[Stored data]
/---

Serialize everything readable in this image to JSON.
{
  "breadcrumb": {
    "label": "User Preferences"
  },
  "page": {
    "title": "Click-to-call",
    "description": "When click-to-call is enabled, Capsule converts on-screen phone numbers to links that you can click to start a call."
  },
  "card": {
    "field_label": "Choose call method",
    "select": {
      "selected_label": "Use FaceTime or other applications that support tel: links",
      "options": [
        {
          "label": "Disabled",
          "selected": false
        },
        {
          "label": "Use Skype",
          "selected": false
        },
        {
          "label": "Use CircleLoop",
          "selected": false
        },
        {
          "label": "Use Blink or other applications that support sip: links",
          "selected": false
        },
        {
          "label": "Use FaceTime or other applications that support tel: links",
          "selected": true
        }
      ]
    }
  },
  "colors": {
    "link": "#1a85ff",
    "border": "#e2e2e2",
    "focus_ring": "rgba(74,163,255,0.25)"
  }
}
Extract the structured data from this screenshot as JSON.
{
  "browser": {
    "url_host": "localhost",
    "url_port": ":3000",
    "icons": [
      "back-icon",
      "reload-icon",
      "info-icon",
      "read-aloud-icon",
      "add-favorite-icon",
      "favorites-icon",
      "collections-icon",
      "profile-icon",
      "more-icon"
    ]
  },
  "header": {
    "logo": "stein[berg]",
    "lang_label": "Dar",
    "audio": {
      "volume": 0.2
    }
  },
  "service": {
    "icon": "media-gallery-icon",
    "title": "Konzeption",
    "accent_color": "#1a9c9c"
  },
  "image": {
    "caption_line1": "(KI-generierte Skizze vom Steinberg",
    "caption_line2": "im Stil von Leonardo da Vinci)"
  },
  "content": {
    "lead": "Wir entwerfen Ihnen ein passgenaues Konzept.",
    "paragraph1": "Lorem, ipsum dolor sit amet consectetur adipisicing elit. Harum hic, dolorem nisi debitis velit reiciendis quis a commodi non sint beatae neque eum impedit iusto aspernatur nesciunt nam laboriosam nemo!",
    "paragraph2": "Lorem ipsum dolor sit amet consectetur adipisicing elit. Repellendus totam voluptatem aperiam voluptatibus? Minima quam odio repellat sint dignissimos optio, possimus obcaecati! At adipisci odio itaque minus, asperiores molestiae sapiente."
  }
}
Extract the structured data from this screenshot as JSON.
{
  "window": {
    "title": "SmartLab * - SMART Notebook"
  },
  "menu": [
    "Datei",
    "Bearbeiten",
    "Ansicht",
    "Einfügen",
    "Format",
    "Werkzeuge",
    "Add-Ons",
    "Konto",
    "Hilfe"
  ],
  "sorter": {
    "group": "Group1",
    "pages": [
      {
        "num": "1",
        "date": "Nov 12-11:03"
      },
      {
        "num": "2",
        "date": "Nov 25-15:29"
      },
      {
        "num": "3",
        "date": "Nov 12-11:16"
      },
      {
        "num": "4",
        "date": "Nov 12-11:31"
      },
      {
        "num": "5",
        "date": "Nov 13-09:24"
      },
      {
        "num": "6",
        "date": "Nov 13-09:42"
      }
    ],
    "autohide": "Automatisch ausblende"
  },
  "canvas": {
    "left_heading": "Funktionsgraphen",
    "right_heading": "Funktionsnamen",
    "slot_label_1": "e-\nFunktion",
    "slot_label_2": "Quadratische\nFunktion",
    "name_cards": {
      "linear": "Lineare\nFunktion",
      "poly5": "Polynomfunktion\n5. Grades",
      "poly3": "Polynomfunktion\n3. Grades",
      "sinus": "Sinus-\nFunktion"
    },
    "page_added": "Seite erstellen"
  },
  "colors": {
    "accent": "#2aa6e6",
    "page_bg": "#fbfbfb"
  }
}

\---

Among the records above, find each line holding the string "dolor" and pull it out.

    "paragraph1": "Lorem, ipsum dolor sit amet consectetur adipisicing elit. Harum hic, dolorem nisi debitis velit reiciendis quis a commodi non sint beatae neque eum impedit iusto aspernatur nesciunt nam laboriosam nemo!",
    "paragraph2": "Lorem ipsum dolor sit amet consectetur adipisicing elit. Repellendus totam voluptatem aperiam voluptatibus? Minima quam odio repellat sint dignissimos optio, possimus obcaecati! At adipisci odio itaque minus, asperiores molestiae sapiente."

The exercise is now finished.